Brief:
Retype the material below line for line, without changing a single character.

Dataset rows:
━━━━━━━━━━━━━━━━━━━━

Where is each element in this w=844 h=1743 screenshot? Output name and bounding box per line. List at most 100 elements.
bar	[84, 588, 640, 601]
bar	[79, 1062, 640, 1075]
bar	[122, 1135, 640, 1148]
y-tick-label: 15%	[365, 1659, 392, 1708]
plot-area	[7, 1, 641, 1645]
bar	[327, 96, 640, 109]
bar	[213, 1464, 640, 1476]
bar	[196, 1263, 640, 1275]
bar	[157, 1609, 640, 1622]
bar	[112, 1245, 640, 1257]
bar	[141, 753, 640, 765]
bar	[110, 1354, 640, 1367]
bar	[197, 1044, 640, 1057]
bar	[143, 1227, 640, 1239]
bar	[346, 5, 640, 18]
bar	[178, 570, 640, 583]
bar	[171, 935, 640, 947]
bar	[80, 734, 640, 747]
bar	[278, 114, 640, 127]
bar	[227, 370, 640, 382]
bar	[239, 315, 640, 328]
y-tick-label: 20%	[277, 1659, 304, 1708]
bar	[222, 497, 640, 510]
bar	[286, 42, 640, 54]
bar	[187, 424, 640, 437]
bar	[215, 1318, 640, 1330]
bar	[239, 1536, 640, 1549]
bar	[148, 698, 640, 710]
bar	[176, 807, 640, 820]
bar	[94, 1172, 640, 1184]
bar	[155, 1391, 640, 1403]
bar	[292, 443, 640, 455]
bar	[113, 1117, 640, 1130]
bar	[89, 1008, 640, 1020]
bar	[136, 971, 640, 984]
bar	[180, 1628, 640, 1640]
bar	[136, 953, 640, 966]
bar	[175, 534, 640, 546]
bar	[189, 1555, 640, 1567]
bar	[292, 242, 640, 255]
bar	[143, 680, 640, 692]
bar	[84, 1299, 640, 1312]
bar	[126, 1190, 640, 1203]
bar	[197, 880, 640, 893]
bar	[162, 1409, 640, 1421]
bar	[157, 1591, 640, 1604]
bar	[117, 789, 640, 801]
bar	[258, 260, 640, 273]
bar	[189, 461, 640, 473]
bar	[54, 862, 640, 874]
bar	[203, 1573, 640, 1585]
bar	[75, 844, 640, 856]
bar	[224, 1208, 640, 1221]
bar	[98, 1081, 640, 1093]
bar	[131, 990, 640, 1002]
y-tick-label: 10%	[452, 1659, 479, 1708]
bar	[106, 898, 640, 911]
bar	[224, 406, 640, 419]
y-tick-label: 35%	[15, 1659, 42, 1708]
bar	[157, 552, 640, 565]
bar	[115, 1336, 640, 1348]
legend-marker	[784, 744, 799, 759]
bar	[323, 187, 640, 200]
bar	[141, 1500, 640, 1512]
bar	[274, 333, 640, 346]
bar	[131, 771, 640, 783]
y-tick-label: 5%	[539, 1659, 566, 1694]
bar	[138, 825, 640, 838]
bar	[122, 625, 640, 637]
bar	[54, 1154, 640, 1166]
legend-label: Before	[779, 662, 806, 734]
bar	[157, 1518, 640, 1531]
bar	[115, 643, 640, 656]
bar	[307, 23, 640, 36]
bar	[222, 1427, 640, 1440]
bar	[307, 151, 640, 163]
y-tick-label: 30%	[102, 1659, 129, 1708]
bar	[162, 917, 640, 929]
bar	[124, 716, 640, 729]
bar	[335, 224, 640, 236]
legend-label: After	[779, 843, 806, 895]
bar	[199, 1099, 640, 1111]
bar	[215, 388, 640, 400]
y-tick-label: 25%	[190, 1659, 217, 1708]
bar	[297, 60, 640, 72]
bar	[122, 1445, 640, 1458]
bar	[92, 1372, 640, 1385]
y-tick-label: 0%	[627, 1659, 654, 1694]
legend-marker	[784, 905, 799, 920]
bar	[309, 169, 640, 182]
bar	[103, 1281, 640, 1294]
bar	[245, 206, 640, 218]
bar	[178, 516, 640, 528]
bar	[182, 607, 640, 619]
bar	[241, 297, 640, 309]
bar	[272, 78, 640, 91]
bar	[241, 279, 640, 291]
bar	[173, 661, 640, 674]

━━━━━━━━━━━━━━━━━━━━

Solution:
Where is each element in this w=844 h=1743 screenshot? Output name and bounding box per line. List at most 100 elements.
bar	[84, 588, 640, 601]
bar	[79, 1062, 640, 1075]
bar	[122, 1135, 640, 1148]
y-tick-label: 15%	[365, 1659, 392, 1708]
plot-area	[7, 1, 641, 1645]
bar	[327, 96, 640, 109]
bar	[213, 1464, 640, 1476]
bar	[196, 1263, 640, 1275]
bar	[157, 1609, 640, 1622]
bar	[112, 1245, 640, 1257]
bar	[141, 753, 640, 765]
bar	[110, 1354, 640, 1367]
bar	[197, 1044, 640, 1057]
bar	[143, 1227, 640, 1239]
bar	[346, 5, 640, 18]
bar	[178, 570, 640, 583]
bar	[171, 935, 640, 947]
bar	[80, 734, 640, 747]
bar	[278, 114, 640, 127]
bar	[227, 370, 640, 382]
bar	[239, 315, 640, 328]
y-tick-label: 20%	[277, 1659, 304, 1708]
bar	[222, 497, 640, 510]
bar	[286, 42, 640, 54]
bar	[187, 424, 640, 437]
bar	[215, 1318, 640, 1330]
bar	[239, 1536, 640, 1549]
bar	[148, 698, 640, 710]
bar	[176, 807, 640, 820]
bar	[94, 1172, 640, 1184]
bar	[155, 1391, 640, 1403]
bar	[292, 443, 640, 455]
bar	[113, 1117, 640, 1130]
bar	[89, 1008, 640, 1020]
bar	[136, 971, 640, 984]
bar	[180, 1628, 640, 1640]
bar	[136, 953, 640, 966]
bar	[175, 534, 640, 546]
bar	[189, 1555, 640, 1567]
bar	[292, 242, 640, 255]
bar	[143, 680, 640, 692]
bar	[84, 1299, 640, 1312]
bar	[126, 1190, 640, 1203]
bar	[197, 880, 640, 893]
bar	[162, 1409, 640, 1421]
bar	[157, 1591, 640, 1604]
bar	[117, 789, 640, 801]
bar	[258, 260, 640, 273]
bar	[189, 461, 640, 473]
bar	[54, 862, 640, 874]
bar	[203, 1573, 640, 1585]
bar	[75, 844, 640, 856]
bar	[224, 1208, 640, 1221]
bar	[98, 1081, 640, 1093]
bar	[131, 990, 640, 1002]
y-tick-label: 10%	[452, 1659, 479, 1708]
bar	[106, 898, 640, 911]
bar	[224, 406, 640, 419]
y-tick-label: 35%	[15, 1659, 42, 1708]
bar	[157, 552, 640, 565]
bar	[115, 1336, 640, 1348]
legend-marker	[784, 744, 799, 759]
bar	[323, 187, 640, 200]
bar	[141, 1500, 640, 1512]
bar	[274, 333, 640, 346]
bar	[131, 771, 640, 783]
y-tick-label: 5%	[539, 1659, 566, 1694]
bar	[138, 825, 640, 838]
bar	[122, 625, 640, 637]
bar	[54, 1154, 640, 1166]
legend-label: Before	[779, 662, 806, 734]
bar	[157, 1518, 640, 1531]
bar	[115, 643, 640, 656]
bar	[307, 23, 640, 36]
bar	[222, 1427, 640, 1440]
bar	[307, 151, 640, 163]
y-tick-label: 30%	[102, 1659, 129, 1708]
bar	[162, 917, 640, 929]
bar	[124, 716, 640, 729]
bar	[335, 224, 640, 236]
legend-label: After	[779, 843, 806, 895]
bar	[199, 1099, 640, 1111]
bar	[215, 388, 640, 400]
y-tick-label: 25%	[190, 1659, 217, 1708]
bar	[297, 60, 640, 72]
bar	[122, 1445, 640, 1458]
bar	[92, 1372, 640, 1385]
y-tick-label: 0%	[627, 1659, 654, 1694]
legend-marker	[784, 905, 799, 920]
bar	[309, 169, 640, 182]
bar	[103, 1281, 640, 1294]
bar	[245, 206, 640, 218]
bar	[178, 516, 640, 528]
bar	[182, 607, 640, 619]
bar	[241, 297, 640, 309]
bar	[272, 78, 640, 91]
bar	[241, 279, 640, 291]
bar	[173, 661, 640, 674]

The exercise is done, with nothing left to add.